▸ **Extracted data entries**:

#####

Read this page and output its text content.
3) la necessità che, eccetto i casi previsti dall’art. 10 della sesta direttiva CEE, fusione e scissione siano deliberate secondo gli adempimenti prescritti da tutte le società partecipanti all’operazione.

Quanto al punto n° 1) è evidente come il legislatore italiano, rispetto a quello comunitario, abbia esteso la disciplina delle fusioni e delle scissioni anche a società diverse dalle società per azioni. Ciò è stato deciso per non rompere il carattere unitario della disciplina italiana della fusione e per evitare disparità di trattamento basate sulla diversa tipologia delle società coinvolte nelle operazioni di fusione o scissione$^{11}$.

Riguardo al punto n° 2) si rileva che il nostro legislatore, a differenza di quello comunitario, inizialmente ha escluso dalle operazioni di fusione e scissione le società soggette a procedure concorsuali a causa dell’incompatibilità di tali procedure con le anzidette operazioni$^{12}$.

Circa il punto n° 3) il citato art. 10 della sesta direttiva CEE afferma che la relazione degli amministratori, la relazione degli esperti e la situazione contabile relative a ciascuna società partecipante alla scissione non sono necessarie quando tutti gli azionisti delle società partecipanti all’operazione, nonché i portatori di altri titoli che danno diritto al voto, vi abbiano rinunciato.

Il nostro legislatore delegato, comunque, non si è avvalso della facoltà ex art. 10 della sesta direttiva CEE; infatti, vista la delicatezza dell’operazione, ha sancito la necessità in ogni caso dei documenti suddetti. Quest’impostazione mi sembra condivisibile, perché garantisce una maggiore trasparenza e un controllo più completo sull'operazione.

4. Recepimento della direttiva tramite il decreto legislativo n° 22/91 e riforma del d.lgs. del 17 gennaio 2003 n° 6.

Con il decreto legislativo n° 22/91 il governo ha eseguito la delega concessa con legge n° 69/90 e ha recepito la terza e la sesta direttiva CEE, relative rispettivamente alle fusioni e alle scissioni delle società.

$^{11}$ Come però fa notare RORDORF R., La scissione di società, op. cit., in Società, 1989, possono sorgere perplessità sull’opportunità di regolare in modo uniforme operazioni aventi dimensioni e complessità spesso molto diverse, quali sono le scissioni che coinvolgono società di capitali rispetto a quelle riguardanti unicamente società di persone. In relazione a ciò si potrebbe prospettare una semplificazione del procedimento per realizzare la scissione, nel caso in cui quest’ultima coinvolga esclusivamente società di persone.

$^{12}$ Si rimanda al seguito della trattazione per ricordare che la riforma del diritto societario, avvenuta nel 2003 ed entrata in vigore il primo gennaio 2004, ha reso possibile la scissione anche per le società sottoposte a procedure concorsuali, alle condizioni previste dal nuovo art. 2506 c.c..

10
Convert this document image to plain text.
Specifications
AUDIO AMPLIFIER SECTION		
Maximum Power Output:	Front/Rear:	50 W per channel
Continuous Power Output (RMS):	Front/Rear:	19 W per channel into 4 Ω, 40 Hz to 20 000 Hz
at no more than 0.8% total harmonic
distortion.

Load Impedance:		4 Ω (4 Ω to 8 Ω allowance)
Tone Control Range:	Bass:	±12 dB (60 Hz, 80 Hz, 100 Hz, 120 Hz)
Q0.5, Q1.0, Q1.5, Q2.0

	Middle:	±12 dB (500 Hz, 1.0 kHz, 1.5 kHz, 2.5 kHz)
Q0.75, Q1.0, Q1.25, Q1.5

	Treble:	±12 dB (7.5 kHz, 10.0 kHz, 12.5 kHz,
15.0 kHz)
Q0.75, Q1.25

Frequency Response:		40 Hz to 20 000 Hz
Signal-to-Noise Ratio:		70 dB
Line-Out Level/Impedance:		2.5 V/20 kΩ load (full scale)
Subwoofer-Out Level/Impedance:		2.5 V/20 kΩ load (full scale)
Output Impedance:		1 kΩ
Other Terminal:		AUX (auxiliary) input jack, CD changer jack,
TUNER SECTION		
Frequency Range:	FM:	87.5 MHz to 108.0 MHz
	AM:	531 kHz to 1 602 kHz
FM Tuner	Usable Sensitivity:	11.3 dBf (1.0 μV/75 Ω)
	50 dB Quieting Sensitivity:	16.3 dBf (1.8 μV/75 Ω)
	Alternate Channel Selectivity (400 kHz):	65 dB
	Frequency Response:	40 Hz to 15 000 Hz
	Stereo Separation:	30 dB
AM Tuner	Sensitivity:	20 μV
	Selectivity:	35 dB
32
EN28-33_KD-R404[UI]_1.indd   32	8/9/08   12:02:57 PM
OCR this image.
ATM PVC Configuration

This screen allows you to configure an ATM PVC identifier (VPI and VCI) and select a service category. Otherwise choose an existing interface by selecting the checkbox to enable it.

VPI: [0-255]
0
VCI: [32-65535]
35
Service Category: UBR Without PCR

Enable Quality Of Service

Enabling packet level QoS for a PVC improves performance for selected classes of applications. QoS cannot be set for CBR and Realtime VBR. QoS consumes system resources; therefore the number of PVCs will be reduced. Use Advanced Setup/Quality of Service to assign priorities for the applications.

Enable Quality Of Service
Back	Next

#####

▸ **Work required**: Write out all records exactly, keeping every detail.

▸ **Answer for the task**:
Read this page and output its text content.
3) la necessità che, eccetto i casi previsti dall’art. 10 della sesta direttiva CEE, fusione e scissione siano deliberate secondo gli adempimenti prescritti da tutte le società partecipanti all’operazione.

Quanto al punto n° 1) è evidente come il legislatore italiano, rispetto a quello comunitario, abbia esteso la disciplina delle fusioni e delle scissioni anche a società diverse dalle società per azioni. Ciò è stato deciso per non rompere il carattere unitario della disciplina italiana della fusione e per evitare disparità di trattamento basate sulla diversa tipologia delle società coinvolte nelle operazioni di fusione o scissione$^{11}$.

Riguardo al punto n° 2) si rileva che il nostro legislatore, a differenza di quello comunitario, inizialmente ha escluso dalle operazioni di fusione e scissione le società soggette a procedure concorsuali a causa dell’incompatibilità di tali procedure con le anzidette operazioni$^{12}$.

Circa il punto n° 3) il citato art. 10 della sesta direttiva CEE afferma che la relazione degli amministratori, la relazione degli esperti e la situazione contabile relative a ciascuna società partecipante alla scissione non sono necessarie quando tutti gli azionisti delle società partecipanti all’operazione, nonché i portatori di altri titoli che danno diritto al voto, vi abbiano rinunciato.

Il nostro legislatore delegato, comunque, non si è avvalso della facoltà ex art. 10 della sesta direttiva CEE; infatti, vista la delicatezza dell’operazione, ha sancito la necessità in ogni caso dei documenti suddetti. Quest’impostazione mi sembra condivisibile, perché garantisce una maggiore trasparenza e un controllo più completo sull'operazione.

4. Recepimento della direttiva tramite il decreto legislativo n° 22/91 e riforma del d.lgs. del 17 gennaio 2003 n° 6.

Con il decreto legislativo n° 22/91 il governo ha eseguito la delega concessa con legge n° 69/90 e ha recepito la terza e la sesta direttiva CEE, relative rispettivamente alle fusioni e alle scissioni delle società.

$^{11}$ Come però fa notare RORDORF R., La scissione di società, op. cit., in Società, 1989, possono sorgere perplessità sull’opportunità di regolare in modo uniforme operazioni aventi dimensioni e complessità spesso molto diverse, quali sono le scissioni che coinvolgono società di capitali rispetto a quelle riguardanti unicamente società di persone. In relazione a ciò si potrebbe prospettare una semplificazione del procedimento per realizzare la scissione, nel caso in cui quest’ultima coinvolga esclusivamente società di persone.

$^{12}$ Si rimanda al seguito della trattazione per ricordare che la riforma del diritto societario, avvenuta nel 2003 ed entrata in vigore il primo gennaio 2004, ha reso possibile la scissione anche per le società sottoposte a procedure concorsuali, alle condizioni previste dal nuovo art. 2506 c.c..

10
Convert this document image to plain text.
Specifications
AUDIO AMPLIFIER SECTION		
Maximum Power Output:	Front/Rear:	50 W per channel
Continuous Power Output (RMS):	Front/Rear:	19 W per channel into 4 Ω, 40 Hz to 20 000 Hz
at no more than 0.8% total harmonic
distortion.

Load Impedance:		4 Ω (4 Ω to 8 Ω allowance)
Tone Control Range:	Bass:	±12 dB (60 Hz, 80 Hz, 100 Hz, 120 Hz)
Q0.5, Q1.0, Q1.5, Q2.0

	Middle:	±12 dB (500 Hz, 1.0 kHz, 1.5 kHz, 2.5 kHz)
Q0.75, Q1.0, Q1.25, Q1.5

	Treble:	±12 dB (7.5 kHz, 10.0 kHz, 12.5 kHz,
15.0 kHz)
Q0.75, Q1.25

Frequency Response:		40 Hz to 20 000 Hz
Signal-to-Noise Ratio:		70 dB
Line-Out Level/Impedance:		2.5 V/20 kΩ load (full scale)
Subwoofer-Out Level/Impedance:		2.5 V/20 kΩ load (full scale)
Output Impedance:		1 kΩ
Other Terminal:		AUX (auxiliary) input jack, CD changer jack,
TUNER SECTION		
Frequency Range:	FM:	87.5 MHz to 108.0 MHz
	AM:	531 kHz to 1 602 kHz
FM Tuner	Usable Sensitivity:	11.3 dBf (1.0 μV/75 Ω)
	50 dB Quieting Sensitivity:	16.3 dBf (1.8 μV/75 Ω)
	Alternate Channel Selectivity (400 kHz):	65 dB
	Frequency Response:	40 Hz to 15 000 Hz
	Stereo Separation:	30 dB
AM Tuner	Sensitivity:	20 μV
	Selectivity:	35 dB
32
EN28-33_KD-R404[UI]_1.indd   32	8/9/08   12:02:57 PM
OCR this image.
ATM PVC Configuration

This screen allows you to configure an ATM PVC identifier (VPI and VCI) and select a service category. Otherwise choose an existing interface by selecting the checkbox to enable it.

VPI: [0-255]
0
VCI: [32-65535]
35
Service Category: UBR Without PCR

Enable Quality Of Service

Enabling packet level QoS for a PVC improves performance for selected classes of applications. QoS cannot be set for CBR and Realtime VBR. QoS consumes system resources; therefore the number of PVCs will be reduced. Use Advanced Setup/Quality of Service to assign priorities for the applications.

Enable Quality Of Service
Back	Next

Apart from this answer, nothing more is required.